*Task statement:* Look through the entries below and report how many lines hold the string "virus". Only the number is wanted.

*** Data shown Section Begins ***

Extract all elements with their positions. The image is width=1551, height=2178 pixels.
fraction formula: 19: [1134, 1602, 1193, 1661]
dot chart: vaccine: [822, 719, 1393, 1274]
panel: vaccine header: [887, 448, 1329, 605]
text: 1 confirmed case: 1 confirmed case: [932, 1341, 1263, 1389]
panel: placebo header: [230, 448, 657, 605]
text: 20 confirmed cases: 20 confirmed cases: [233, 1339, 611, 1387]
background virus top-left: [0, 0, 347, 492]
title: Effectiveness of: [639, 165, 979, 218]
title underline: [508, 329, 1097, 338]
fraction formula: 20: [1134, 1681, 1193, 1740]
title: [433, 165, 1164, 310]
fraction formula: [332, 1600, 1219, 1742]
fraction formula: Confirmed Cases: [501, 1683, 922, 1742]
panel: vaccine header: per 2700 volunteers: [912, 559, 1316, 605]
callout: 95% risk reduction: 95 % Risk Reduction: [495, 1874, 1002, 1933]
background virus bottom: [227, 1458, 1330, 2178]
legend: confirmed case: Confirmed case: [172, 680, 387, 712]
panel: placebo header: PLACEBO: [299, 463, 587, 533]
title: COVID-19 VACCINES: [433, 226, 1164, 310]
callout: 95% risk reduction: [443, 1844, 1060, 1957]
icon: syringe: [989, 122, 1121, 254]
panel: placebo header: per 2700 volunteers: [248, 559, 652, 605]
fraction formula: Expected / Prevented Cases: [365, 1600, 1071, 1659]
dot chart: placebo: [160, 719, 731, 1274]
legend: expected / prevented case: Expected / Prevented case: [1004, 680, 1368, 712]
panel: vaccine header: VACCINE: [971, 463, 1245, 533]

*** Data shown Section Ends ***

*Written reply:* 2